AIM OF THE TASK
Write the entries below out again exactly; any picture in them stays out.

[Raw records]
^^^^^^^^
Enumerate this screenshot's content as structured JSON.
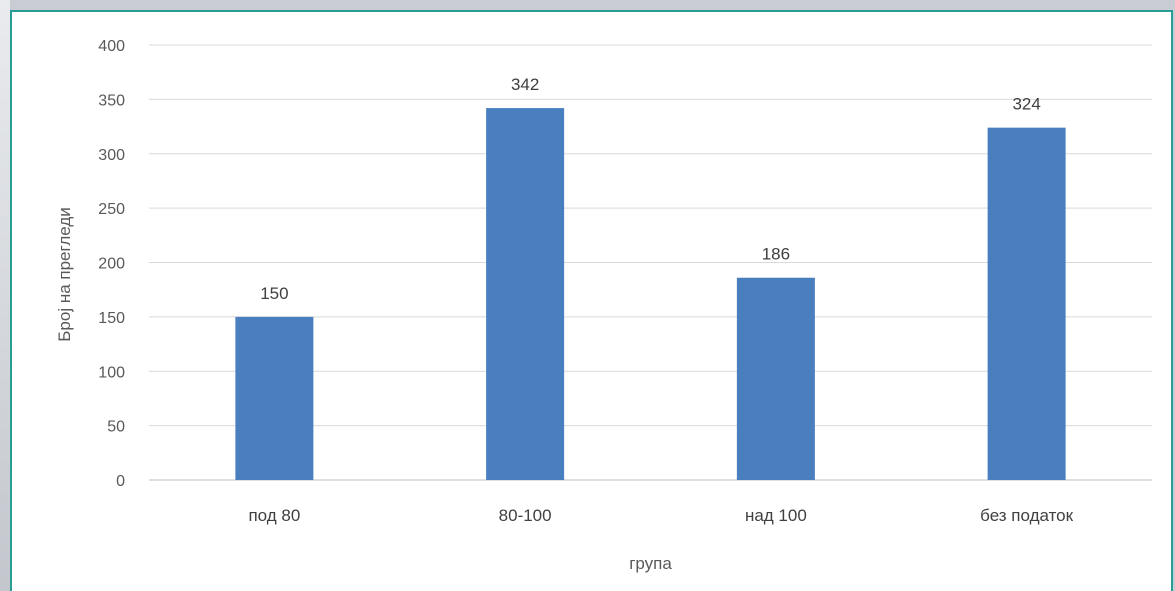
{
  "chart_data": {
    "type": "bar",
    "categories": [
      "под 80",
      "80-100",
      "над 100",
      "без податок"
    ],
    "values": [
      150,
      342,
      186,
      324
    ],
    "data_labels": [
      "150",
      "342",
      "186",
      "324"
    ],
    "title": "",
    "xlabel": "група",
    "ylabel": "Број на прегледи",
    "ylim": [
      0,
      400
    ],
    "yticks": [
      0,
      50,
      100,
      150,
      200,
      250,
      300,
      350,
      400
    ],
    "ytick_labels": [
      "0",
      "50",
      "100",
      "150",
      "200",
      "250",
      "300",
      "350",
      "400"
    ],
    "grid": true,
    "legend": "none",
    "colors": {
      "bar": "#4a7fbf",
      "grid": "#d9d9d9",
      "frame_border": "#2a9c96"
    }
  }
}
^^^^^^^^
SOLUTION
Enumerate this screenshot's content as structured JSON.
{
  "chart_data": {
    "type": "bar",
    "categories": [
      "под 80",
      "80-100",
      "над 100",
      "без податок"
    ],
    "values": [
      150,
      342,
      186,
      324
    ],
    "data_labels": [
      "150",
      "342",
      "186",
      "324"
    ],
    "title": "",
    "xlabel": "група",
    "ylabel": "Број на прегледи",
    "ylim": [
      0,
      400
    ],
    "yticks": [
      0,
      50,
      100,
      150,
      200,
      250,
      300,
      350,
      400
    ],
    "ytick_labels": [
      "0",
      "50",
      "100",
      "150",
      "200",
      "250",
      "300",
      "350",
      "400"
    ],
    "grid": true,
    "legend": "none",
    "colors": {
      "bar": "#4a7fbf",
      "grid": "#d9d9d9",
      "frame_border": "#2a9c96"
    }
  }
}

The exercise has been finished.